--- WORK TO BE COMPLETED ---
Give the data below again, word for word.

--- DATA SUPPLIED ---
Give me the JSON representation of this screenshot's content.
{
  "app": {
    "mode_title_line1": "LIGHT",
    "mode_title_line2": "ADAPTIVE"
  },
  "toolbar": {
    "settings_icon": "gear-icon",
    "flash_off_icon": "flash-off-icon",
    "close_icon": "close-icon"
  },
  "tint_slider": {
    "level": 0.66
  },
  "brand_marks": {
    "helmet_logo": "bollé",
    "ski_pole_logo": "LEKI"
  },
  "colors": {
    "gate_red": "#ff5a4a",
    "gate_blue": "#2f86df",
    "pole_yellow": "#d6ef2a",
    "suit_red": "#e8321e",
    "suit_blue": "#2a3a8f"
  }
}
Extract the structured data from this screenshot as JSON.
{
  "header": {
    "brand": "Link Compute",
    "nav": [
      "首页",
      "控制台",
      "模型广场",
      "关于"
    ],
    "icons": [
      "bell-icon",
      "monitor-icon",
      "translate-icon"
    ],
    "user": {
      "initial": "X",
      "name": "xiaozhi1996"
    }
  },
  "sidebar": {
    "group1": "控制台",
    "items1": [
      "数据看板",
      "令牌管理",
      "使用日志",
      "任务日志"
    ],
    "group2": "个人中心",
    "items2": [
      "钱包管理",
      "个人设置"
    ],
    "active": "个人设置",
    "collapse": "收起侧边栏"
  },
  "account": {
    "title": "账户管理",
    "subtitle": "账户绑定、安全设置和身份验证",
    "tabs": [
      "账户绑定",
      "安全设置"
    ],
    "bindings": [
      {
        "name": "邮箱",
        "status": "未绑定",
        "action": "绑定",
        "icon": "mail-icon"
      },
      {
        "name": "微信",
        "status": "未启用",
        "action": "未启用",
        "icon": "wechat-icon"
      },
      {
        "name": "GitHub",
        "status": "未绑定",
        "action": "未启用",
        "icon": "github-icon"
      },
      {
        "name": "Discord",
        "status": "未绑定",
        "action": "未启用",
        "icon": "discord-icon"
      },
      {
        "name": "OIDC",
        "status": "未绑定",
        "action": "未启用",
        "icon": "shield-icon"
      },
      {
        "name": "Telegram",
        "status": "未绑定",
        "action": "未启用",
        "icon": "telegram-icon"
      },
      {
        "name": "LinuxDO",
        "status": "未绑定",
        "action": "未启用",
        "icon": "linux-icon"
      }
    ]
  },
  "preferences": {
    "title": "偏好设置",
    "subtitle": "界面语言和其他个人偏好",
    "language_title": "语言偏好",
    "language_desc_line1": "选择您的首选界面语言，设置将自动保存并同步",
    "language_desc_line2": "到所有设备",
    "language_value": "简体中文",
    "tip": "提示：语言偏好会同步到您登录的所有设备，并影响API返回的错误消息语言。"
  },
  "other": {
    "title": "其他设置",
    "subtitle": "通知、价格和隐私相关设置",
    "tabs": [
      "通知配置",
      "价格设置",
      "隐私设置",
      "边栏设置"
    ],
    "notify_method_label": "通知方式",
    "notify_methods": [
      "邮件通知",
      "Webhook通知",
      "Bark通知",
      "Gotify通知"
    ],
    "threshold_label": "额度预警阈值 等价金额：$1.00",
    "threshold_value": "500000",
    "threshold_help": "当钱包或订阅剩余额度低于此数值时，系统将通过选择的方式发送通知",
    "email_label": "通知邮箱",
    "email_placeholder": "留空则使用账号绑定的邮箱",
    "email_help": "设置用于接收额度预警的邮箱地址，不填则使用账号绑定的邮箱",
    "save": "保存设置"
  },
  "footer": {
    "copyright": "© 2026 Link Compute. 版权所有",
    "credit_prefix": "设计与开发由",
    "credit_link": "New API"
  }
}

--- RESPONSE ---
Give me the JSON representation of this screenshot's content.
{
  "app": {
    "mode_title_line1": "LIGHT",
    "mode_title_line2": "ADAPTIVE"
  },
  "toolbar": {
    "settings_icon": "gear-icon",
    "flash_off_icon": "flash-off-icon",
    "close_icon": "close-icon"
  },
  "tint_slider": {
    "level": 0.66
  },
  "brand_marks": {
    "helmet_logo": "bollé",
    "ski_pole_logo": "LEKI"
  },
  "colors": {
    "gate_red": "#ff5a4a",
    "gate_blue": "#2f86df",
    "pole_yellow": "#d6ef2a",
    "suit_red": "#e8321e",
    "suit_blue": "#2a3a8f"
  }
}
Extract the structured data from this screenshot as JSON.
{
  "header": {
    "brand": "Link Compute",
    "nav": [
      "首页",
      "控制台",
      "模型广场",
      "关于"
    ],
    "icons": [
      "bell-icon",
      "monitor-icon",
      "translate-icon"
    ],
    "user": {
      "initial": "X",
      "name": "xiaozhi1996"
    }
  },
  "sidebar": {
    "group1": "控制台",
    "items1": [
      "数据看板",
      "令牌管理",
      "使用日志",
      "任务日志"
    ],
    "group2": "个人中心",
    "items2": [
      "钱包管理",
      "个人设置"
    ],
    "active": "个人设置",
    "collapse": "收起侧边栏"
  },
  "account": {
    "title": "账户管理",
    "subtitle": "账户绑定、安全设置和身份验证",
    "tabs": [
      "账户绑定",
      "安全设置"
    ],
    "bindings": [
      {
        "name": "邮箱",
        "status": "未绑定",
        "action": "绑定",
        "icon": "mail-icon"
      },
      {
        "name": "微信",
        "status": "未启用",
        "action": "未启用",
        "icon": "wechat-icon"
      },
      {
        "name": "GitHub",
        "status": "未绑定",
        "action": "未启用",
        "icon": "github-icon"
      },
      {
        "name": "Discord",
        "status": "未绑定",
        "action": "未启用",
        "icon": "discord-icon"
      },
      {
        "name": "OIDC",
        "status": "未绑定",
        "action": "未启用",
        "icon": "shield-icon"
      },
      {
        "name": "Telegram",
        "status": "未绑定",
        "action": "未启用",
        "icon": "telegram-icon"
      },
      {
        "name": "LinuxDO",
        "status": "未绑定",
        "action": "未启用",
        "icon": "linux-icon"
      }
    ]
  },
  "preferences": {
    "title": "偏好设置",
    "subtitle": "界面语言和其他个人偏好",
    "language_title": "语言偏好",
    "language_desc_line1": "选择您的首选界面语言，设置将自动保存并同步",
    "language_desc_line2": "到所有设备",
    "language_value": "简体中文",
    "tip": "提示：语言偏好会同步到您登录的所有设备，并影响API返回的错误消息语言。"
  },
  "other": {
    "title": "其他设置",
    "subtitle": "通知、价格和隐私相关设置",
    "tabs": [
      "通知配置",
      "价格设置",
      "隐私设置",
      "边栏设置"
    ],
    "notify_method_label": "通知方式",
    "notify_methods": [
      "邮件通知",
      "Webhook通知",
      "Bark通知",
      "Gotify通知"
    ],
    "threshold_label": "额度预警阈值 等价金额：$1.00",
    "threshold_value": "500000",
    "threshold_help": "当钱包或订阅剩余额度低于此数值时，系统将通过选择的方式发送通知",
    "email_label": "通知邮箱",
    "email_placeholder": "留空则使用账号绑定的邮箱",
    "email_help": "设置用于接收额度预警的邮箱地址，不填则使用账号绑定的邮箱",
    "save": "保存设置"
  },
  "footer": {
    "copyright": "© 2026 Link Compute. 版权所有",
    "credit_prefix": "设计与开发由",
    "credit_link": "New API"
  }
}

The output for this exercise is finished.